### Information provided
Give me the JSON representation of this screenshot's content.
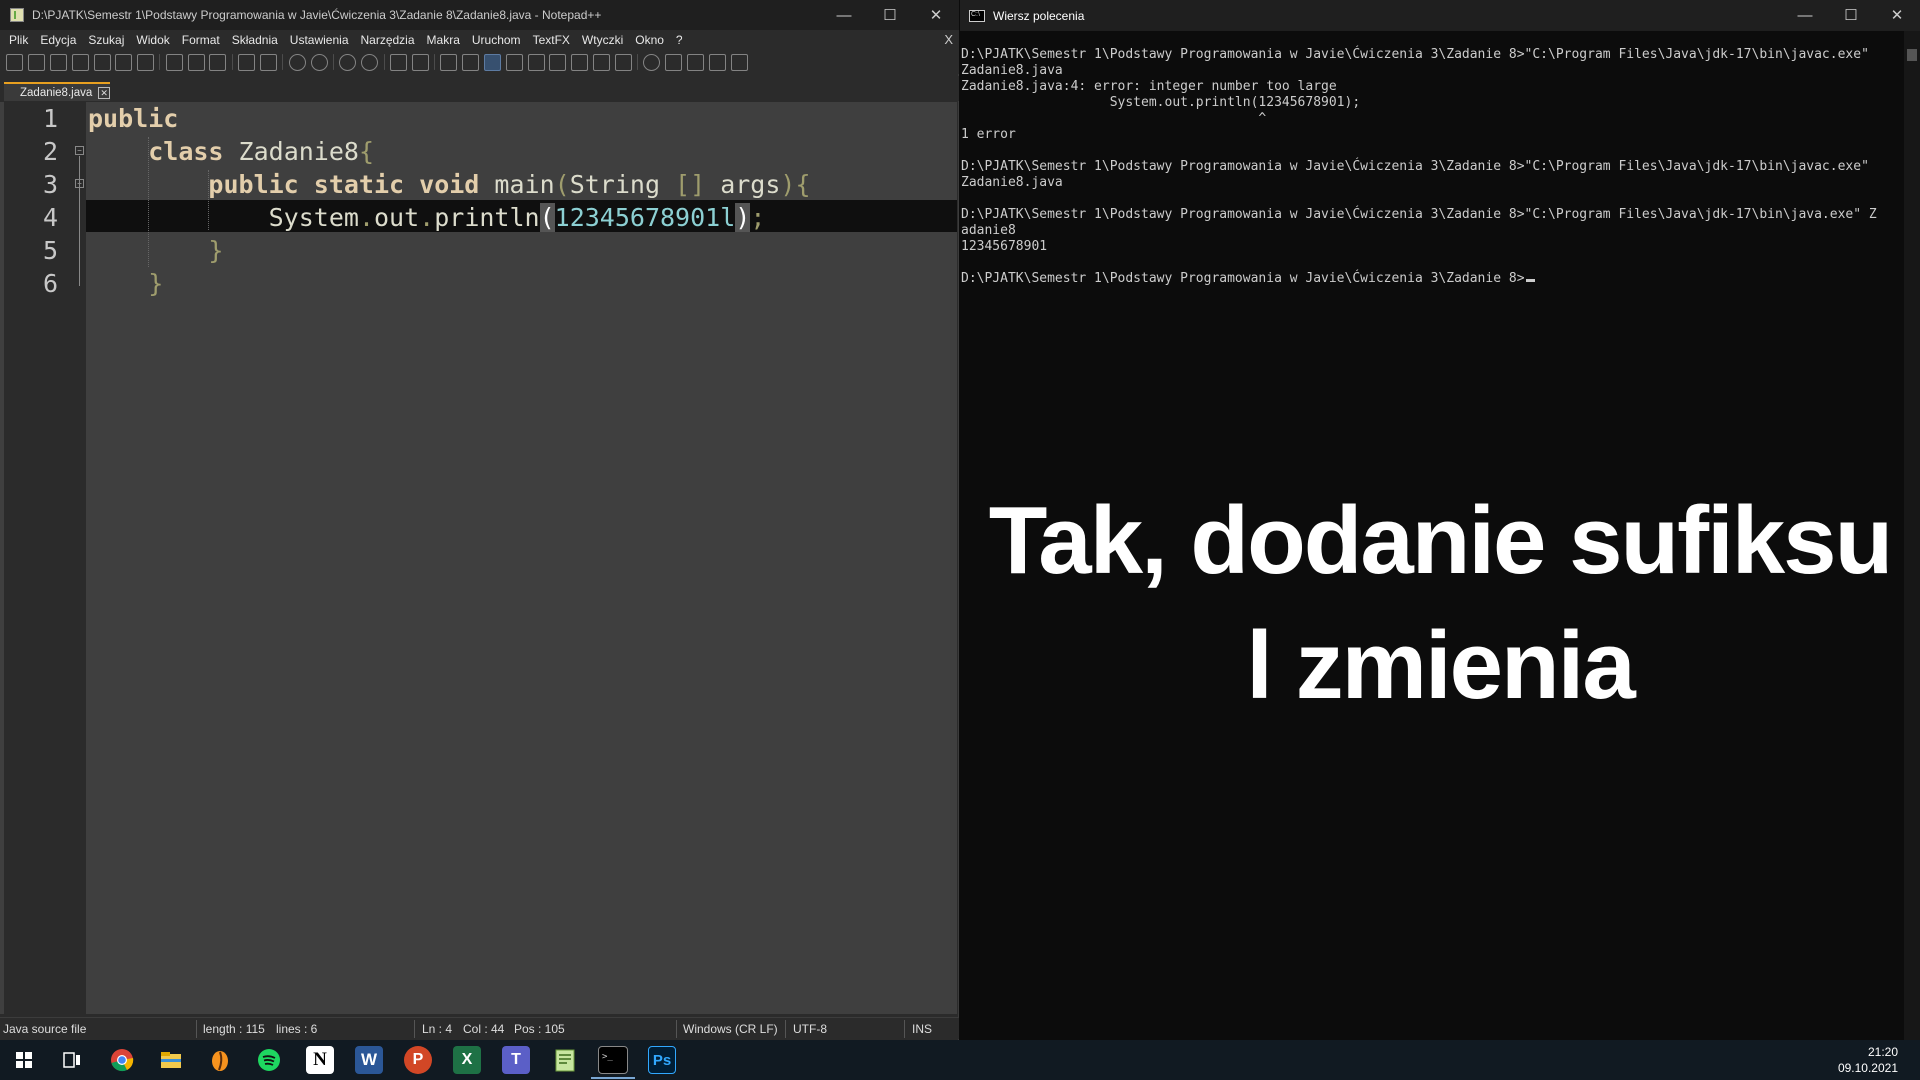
{
  "npp": {
    "title": "D:\\PJATK\\Semestr 1\\Podstawy Programowania w Javie\\Ćwiczenia 3\\Zadanie 8\\Zadanie8.java - Notepad++",
    "menu": [
      "Plik",
      "Edycja",
      "Szukaj",
      "Widok",
      "Format",
      "Składnia",
      "Ustawienia",
      "Narzędzia",
      "Makra",
      "Uruchom",
      "TextFX",
      "Wtyczki",
      "Okno",
      "?"
    ],
    "menu_close": "X",
    "tab_label": "Zadanie8.java",
    "line_numbers": [
      "1",
      "2",
      "3",
      "4",
      "5",
      "6"
    ],
    "code": {
      "l1_kw": "public",
      "l2_kw": "class",
      "l2_name": " Zadanie8",
      "l2_br": "{",
      "l3_kw": "public static void",
      "l3_name": " main",
      "l3_paren": "(",
      "l3_type": "String ",
      "l3_arr": "[]",
      "l3_arg": " args",
      "l3_close": "){",
      "l4_a": "System",
      "l4_dot1": ".",
      "l4_b": "out",
      "l4_dot2": ".",
      "l4_c": "println",
      "l4_open": "(",
      "l4_num": "12345678901l",
      "l4_close": ")",
      "l4_semi": ";",
      "l5": "}",
      "l6": "}"
    },
    "status": {
      "type": "Java source file",
      "length": "length : 115",
      "lines": "lines : 6",
      "ln": "Ln : 4",
      "col": "Col : 44",
      "pos": "Pos : 105",
      "eol": "Windows (CR LF)",
      "enc": "UTF-8",
      "mode": "INS"
    }
  },
  "cmd": {
    "title": "Wiersz polecenia",
    "lines": [
      "D:\\PJATK\\Semestr 1\\Podstawy Programowania w Javie\\Ćwiczenia 3\\Zadanie 8>\"C:\\Program Files\\Java\\jdk-17\\bin\\javac.exe\"",
      "Zadanie8.java",
      "Zadanie8.java:4: error: integer number too large",
      "                   System.out.println(12345678901);",
      "                                      ^",
      "1 error",
      "",
      "D:\\PJATK\\Semestr 1\\Podstawy Programowania w Javie\\Ćwiczenia 3\\Zadanie 8>\"C:\\Program Files\\Java\\jdk-17\\bin\\javac.exe\"",
      "Zadanie8.java",
      "",
      "D:\\PJATK\\Semestr 1\\Podstawy Programowania w Javie\\Ćwiczenia 3\\Zadanie 8>\"C:\\Program Files\\Java\\jdk-17\\bin\\java.exe\" Z",
      "adanie8",
      "12345678901",
      "",
      "D:\\PJATK\\Semestr 1\\Podstawy Programowania w Javie\\Ćwiczenia 3\\Zadanie 8>"
    ],
    "overlay_line1": "Tak, dodanie sufiksu",
    "overlay_line2": "l zmienia"
  },
  "window_buttons": {
    "min": "—",
    "max": "☐",
    "close": "✕"
  },
  "taskbar": {
    "icons": [
      "windows-start",
      "task-view",
      "chrome",
      "file-explorer",
      "fl-studio",
      "spotify",
      "notion",
      "word",
      "powerpoint",
      "excel",
      "teams",
      "notepad-plus-plus",
      "command-prompt",
      "photoshop"
    ],
    "notion_label": "N",
    "word_label": "W",
    "ppt_label": "P",
    "excel_label": "X",
    "teams_label": "T",
    "ps_label": "Ps",
    "time": "21:20",
    "date": "09.10.2021"
  }
}
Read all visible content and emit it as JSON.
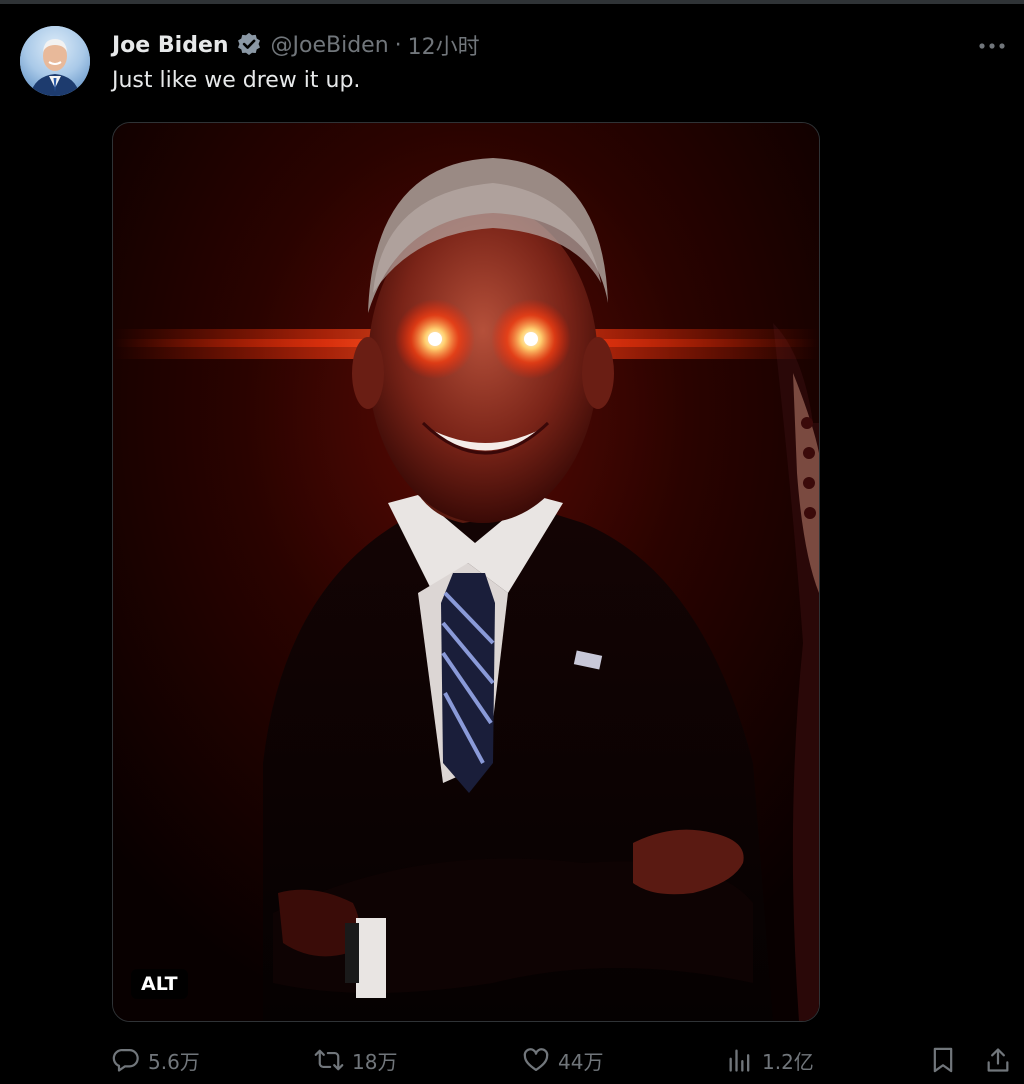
{
  "author": {
    "name": "Joe Biden",
    "handle": "@JoeBiden",
    "separator": "·",
    "time": "12小时",
    "verified": true
  },
  "tweet": {
    "text": "Just like we drew it up."
  },
  "media": {
    "type": "photo",
    "alt_badge": "ALT"
  },
  "actions": {
    "replies": "5.6万",
    "retweets": "18万",
    "likes": "44万",
    "views": "1.2亿"
  },
  "colors": {
    "background": "#000000",
    "text_primary": "#e7e9ea",
    "text_secondary": "#71767b",
    "verified_badge": "#8b98a5",
    "divider": "#2f3336"
  },
  "icons": [
    "verified-badge-icon",
    "more-icon",
    "reply-icon",
    "retweet-icon",
    "like-icon",
    "views-icon",
    "bookmark-icon",
    "share-icon"
  ]
}
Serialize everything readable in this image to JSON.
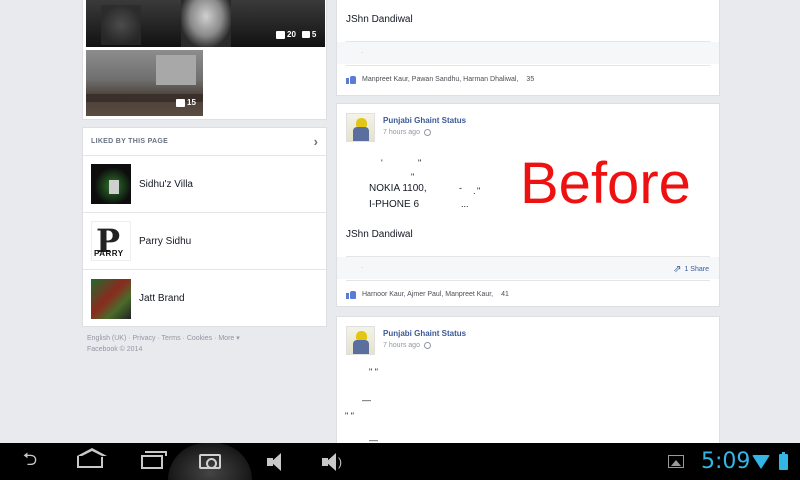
{
  "photos": [
    {
      "likes": "20",
      "comments": "5"
    },
    {
      "likes": "15"
    }
  ],
  "liked_by_page": {
    "title": "LIKED BY THIS PAGE",
    "items": [
      {
        "name": "Sidhu'z Villa"
      },
      {
        "name": "Parry Sidhu",
        "thumb_text": "PARRY"
      },
      {
        "name": "Jatt Brand"
      }
    ]
  },
  "footer": {
    "line1": "English (UK) · Privacy · Terms · Cookies · More ▾",
    "line2": "Facebook © 2014"
  },
  "posts": [
    {
      "signature": "JShn Dandiwal",
      "separator_dot": "·",
      "liked_by": "Manpreet Kaur, Pawan Sandhu, Harman Dhaliwal,",
      "likes_count": "35"
    },
    {
      "page_name": "Punjabi Ghaint Status",
      "time": "7 hours ago",
      "glyphs": [
        "'",
        "\"",
        "\"",
        "-",
        ".",
        "\"",
        "..."
      ],
      "line1": "NOKIA 1100,",
      "line2": "I-PHONE 6",
      "signature": "JShn Dandiwal",
      "separator_dot": "·",
      "share_label": "1 Share",
      "liked_by": "Harnoor Kaur, Ajmer Paul, Manpreet Kaur,",
      "likes_count": "41"
    },
    {
      "page_name": "Punjabi Ghaint Status",
      "time": "7 hours ago",
      "glyphs": [
        "\" \"",
        "—",
        "\" \"",
        "—"
      ]
    }
  ],
  "overlay_text": "Before",
  "statusbar": {
    "time": "5:09",
    "accent_color": "#33b5e5"
  },
  "icons": {
    "back": "back-arrow-icon",
    "home": "home-icon",
    "recent": "recent-apps-icon",
    "camera": "screenshot-camera-icon",
    "vol_down": "volume-down-icon",
    "vol_up": "volume-up-icon",
    "gallery": "gallery-icon",
    "wifi": "wifi-icon",
    "battery": "battery-icon"
  },
  "colors": {
    "link": "#3b5998",
    "overlay": "#ee1111",
    "background": "#e9eaed"
  }
}
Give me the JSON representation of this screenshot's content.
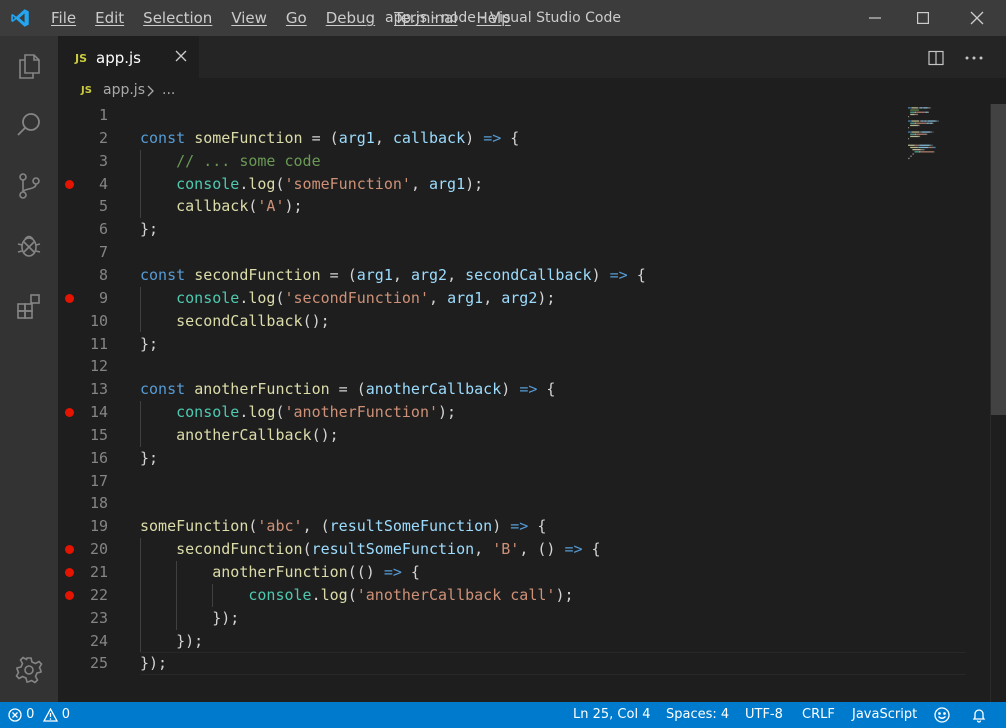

### What you are asked to do
Identify the lines that hold the word "System". Copy every one of them.

### Output
      "l4_a": "System",
      "                   System.out.println(12345678901);",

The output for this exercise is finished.